**Excerpted data:**
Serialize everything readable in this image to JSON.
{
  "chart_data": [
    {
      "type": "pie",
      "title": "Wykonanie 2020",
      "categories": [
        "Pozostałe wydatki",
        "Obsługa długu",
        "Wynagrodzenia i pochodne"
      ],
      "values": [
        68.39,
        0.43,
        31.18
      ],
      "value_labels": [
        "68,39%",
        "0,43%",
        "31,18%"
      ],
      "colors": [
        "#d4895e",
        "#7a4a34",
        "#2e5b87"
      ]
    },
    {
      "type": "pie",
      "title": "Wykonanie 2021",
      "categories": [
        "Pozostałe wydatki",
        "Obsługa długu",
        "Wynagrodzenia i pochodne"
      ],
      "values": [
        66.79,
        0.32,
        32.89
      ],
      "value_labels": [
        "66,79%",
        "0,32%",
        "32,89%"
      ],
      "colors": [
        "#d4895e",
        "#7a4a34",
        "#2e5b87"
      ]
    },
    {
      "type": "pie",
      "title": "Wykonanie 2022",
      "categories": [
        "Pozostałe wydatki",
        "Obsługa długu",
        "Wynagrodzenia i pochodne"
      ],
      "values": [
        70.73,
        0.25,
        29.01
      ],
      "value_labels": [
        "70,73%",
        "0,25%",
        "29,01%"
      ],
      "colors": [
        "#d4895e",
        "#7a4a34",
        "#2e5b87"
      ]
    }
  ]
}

**Exercise:** Return the entries above exactly as they appear.

**Response to the exercise:**
Serialize everything readable in this image to JSON.
{
  "chart_data": [
    {
      "type": "pie",
      "title": "Wykonanie 2020",
      "categories": [
        "Pozostałe wydatki",
        "Obsługa długu",
        "Wynagrodzenia i pochodne"
      ],
      "values": [
        68.39,
        0.43,
        31.18
      ],
      "value_labels": [
        "68,39%",
        "0,43%",
        "31,18%"
      ],
      "colors": [
        "#d4895e",
        "#7a4a34",
        "#2e5b87"
      ]
    },
    {
      "type": "pie",
      "title": "Wykonanie 2021",
      "categories": [
        "Pozostałe wydatki",
        "Obsługa długu",
        "Wynagrodzenia i pochodne"
      ],
      "values": [
        66.79,
        0.32,
        32.89
      ],
      "value_labels": [
        "66,79%",
        "0,32%",
        "32,89%"
      ],
      "colors": [
        "#d4895e",
        "#7a4a34",
        "#2e5b87"
      ]
    },
    {
      "type": "pie",
      "title": "Wykonanie 2022",
      "categories": [
        "Pozostałe wydatki",
        "Obsługa długu",
        "Wynagrodzenia i pochodne"
      ],
      "values": [
        70.73,
        0.25,
        29.01
      ],
      "value_labels": [
        "70,73%",
        "0,25%",
        "29,01%"
      ],
      "colors": [
        "#d4895e",
        "#7a4a34",
        "#2e5b87"
      ]
    }
  ]
}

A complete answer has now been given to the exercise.